### WHAT TO WORK ON
Count each line in which the word "drives" appears. Reply with the total and nothing more.

>> begin

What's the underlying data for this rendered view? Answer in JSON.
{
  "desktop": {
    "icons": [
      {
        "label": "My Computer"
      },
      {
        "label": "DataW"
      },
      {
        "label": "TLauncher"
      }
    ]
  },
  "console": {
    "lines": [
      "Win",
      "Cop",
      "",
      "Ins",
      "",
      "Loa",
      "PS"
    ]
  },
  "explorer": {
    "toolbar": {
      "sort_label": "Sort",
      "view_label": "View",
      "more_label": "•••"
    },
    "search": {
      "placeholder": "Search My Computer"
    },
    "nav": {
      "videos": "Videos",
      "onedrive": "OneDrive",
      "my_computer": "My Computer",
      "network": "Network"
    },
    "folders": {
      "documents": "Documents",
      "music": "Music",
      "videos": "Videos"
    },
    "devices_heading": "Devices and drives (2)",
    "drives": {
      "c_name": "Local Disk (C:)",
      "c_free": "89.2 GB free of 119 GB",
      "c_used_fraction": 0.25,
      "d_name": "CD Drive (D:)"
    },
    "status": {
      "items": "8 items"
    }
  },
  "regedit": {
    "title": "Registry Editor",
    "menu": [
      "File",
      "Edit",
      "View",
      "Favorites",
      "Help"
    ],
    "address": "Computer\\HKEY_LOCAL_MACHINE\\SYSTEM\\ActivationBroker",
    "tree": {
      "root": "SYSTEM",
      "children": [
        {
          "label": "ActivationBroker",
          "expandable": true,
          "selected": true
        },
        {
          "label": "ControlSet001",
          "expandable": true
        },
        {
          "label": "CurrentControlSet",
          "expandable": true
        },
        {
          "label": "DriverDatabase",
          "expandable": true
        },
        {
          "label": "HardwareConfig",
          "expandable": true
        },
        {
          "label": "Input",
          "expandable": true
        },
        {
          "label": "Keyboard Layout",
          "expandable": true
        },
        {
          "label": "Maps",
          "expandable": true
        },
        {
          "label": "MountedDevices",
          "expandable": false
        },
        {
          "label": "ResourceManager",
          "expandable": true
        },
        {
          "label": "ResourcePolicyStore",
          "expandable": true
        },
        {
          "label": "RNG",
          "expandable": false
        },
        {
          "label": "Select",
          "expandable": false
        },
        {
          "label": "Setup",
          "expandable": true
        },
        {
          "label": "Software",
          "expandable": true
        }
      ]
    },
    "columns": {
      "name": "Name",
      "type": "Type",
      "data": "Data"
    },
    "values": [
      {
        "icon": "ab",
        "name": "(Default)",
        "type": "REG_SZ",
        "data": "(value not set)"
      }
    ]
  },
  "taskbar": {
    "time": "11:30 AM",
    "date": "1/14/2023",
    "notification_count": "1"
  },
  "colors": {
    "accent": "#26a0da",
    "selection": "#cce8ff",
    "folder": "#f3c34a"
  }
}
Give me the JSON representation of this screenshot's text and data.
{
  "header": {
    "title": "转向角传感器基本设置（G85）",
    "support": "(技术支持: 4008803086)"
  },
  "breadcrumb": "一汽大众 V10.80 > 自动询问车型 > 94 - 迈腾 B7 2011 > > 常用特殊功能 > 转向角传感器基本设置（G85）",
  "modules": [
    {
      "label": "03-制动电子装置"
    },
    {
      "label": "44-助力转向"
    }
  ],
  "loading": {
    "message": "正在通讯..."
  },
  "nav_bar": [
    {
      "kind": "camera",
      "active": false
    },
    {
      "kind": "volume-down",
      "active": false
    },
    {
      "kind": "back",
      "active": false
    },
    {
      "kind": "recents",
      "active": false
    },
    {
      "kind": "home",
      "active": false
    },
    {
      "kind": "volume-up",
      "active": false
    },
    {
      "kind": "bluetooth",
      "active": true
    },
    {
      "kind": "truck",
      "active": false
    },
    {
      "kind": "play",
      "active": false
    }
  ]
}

>> end

### SOLUTION TO THE PROBLEM
2